* Start EXERCISE INPUTS *
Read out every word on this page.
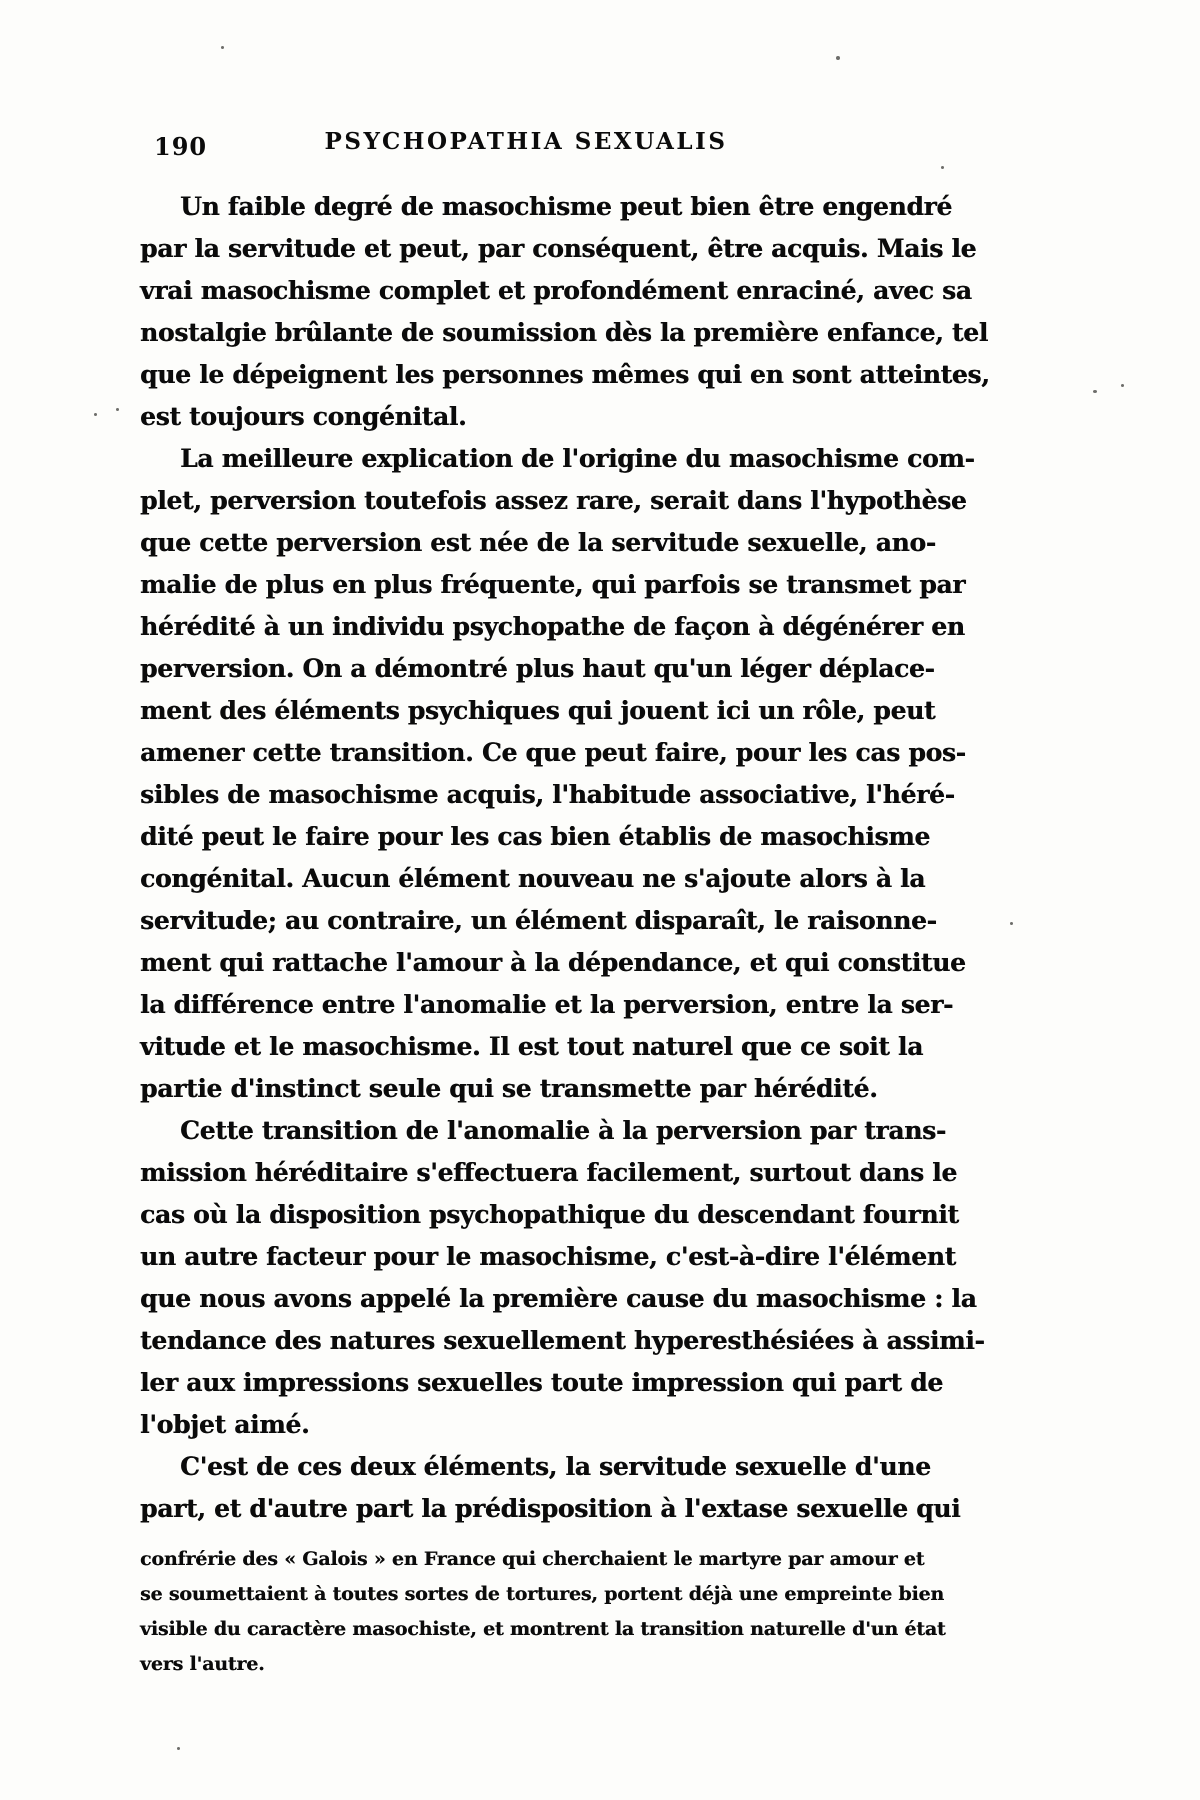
190	PSYCHOPATHIA SEXUALIS

Un faible degré de masochisme peut bien être engendré
par la servitude et peut, par conséquent, être acquis. Mais le
vrai masochisme complet et profondément enraciné, avec sa
nostalgie brûlante de soumission dès la première enfance, tel
que le dépeignent les personnes mêmes qui en sont atteintes,
est toujours congénital.

La meilleure explication de l'origine du masochisme com-
plet, perversion toutefois assez rare, serait dans l'hypothèse
que cette perversion est née de la servitude sexuelle, ano-
malie de plus en plus fréquente, qui parfois se transmet par
hérédité à un individu psychopathe de façon à dégénérer en
perversion. On a démontré plus haut qu'un léger déplace-
ment des éléments psychiques qui jouent ici un rôle, peut
amener cette transition. Ce que peut faire, pour les cas pos-
sibles de masochisme acquis, l'habitude associative, l'héré-
dité peut le faire pour les cas bien établis de masochisme
congénital. Aucun élément nouveau ne s'ajoute alors à la
servitude; au contraire, un élément disparaît, le raisonne-
ment qui rattache l'amour à la dépendance, et qui constitue
la différence entre l'anomalie et la perversion, entre la ser-
vitude et le masochisme. Il est tout naturel que ce soit la
partie d'instinct seule qui se transmette par hérédité.

Cette transition de l'anomalie à la perversion par trans-
mission héréditaire s'effectuera facilement, surtout dans le
cas où la disposition psychopathique du descendant fournit
un autre facteur pour le masochisme, c'est-à-dire l'élément
que nous avons appelé la première cause du masochisme : la
tendance des natures sexuellement hyperesthésiées à assimi-
ler aux impressions sexuelles toute impression qui part de
l'objet aimé.

C'est de ces deux éléments, la servitude sexuelle d'une
part, et d'autre part la prédisposition à l'extase sexuelle qui

confrérie des « Galois » en France qui cherchaient le martyre par amour et
se soumettaient à toutes sortes de tortures, portent déjà une empreinte bien
visible du caractère masochiste, et montrent la transition naturelle d'un état
vers l'autre.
* End EXERCISE INPUTS *
EXERCISE REQUIREMENTS — The records above are to be reproduced exactly; the pictures are to be left out.

REPLY TO THE EXERCISE —
Read out every word on this page.
190	PSYCHOPATHIA SEXUALIS

Un faible degré de masochisme peut bien être engendré
par la servitude et peut, par conséquent, être acquis. Mais le
vrai masochisme complet et profondément enraciné, avec sa
nostalgie brûlante de soumission dès la première enfance, tel
que le dépeignent les personnes mêmes qui en sont atteintes,
est toujours congénital.

La meilleure explication de l'origine du masochisme com-
plet, perversion toutefois assez rare, serait dans l'hypothèse
que cette perversion est née de la servitude sexuelle, ano-
malie de plus en plus fréquente, qui parfois se transmet par
hérédité à un individu psychopathe de façon à dégénérer en
perversion. On a démontré plus haut qu'un léger déplace-
ment des éléments psychiques qui jouent ici un rôle, peut
amener cette transition. Ce que peut faire, pour les cas pos-
sibles de masochisme acquis, l'habitude associative, l'héré-
dité peut le faire pour les cas bien établis de masochisme
congénital. Aucun élément nouveau ne s'ajoute alors à la
servitude; au contraire, un élément disparaît, le raisonne-
ment qui rattache l'amour à la dépendance, et qui constitue
la différence entre l'anomalie et la perversion, entre la ser-
vitude et le masochisme. Il est tout naturel que ce soit la
partie d'instinct seule qui se transmette par hérédité.

Cette transition de l'anomalie à la perversion par trans-
mission héréditaire s'effectuera facilement, surtout dans le
cas où la disposition psychopathique du descendant fournit
un autre facteur pour le masochisme, c'est-à-dire l'élément
que nous avons appelé la première cause du masochisme : la
tendance des natures sexuellement hyperesthésiées à assimi-
ler aux impressions sexuelles toute impression qui part de
l'objet aimé.

C'est de ces deux éléments, la servitude sexuelle d'une
part, et d'autre part la prédisposition à l'extase sexuelle qui

confrérie des « Galois » en France qui cherchaient le martyre par amour et
se soumettaient à toutes sortes de tortures, portent déjà une empreinte bien
visible du caractère masochiste, et montrent la transition naturelle d'un état
vers l'autre.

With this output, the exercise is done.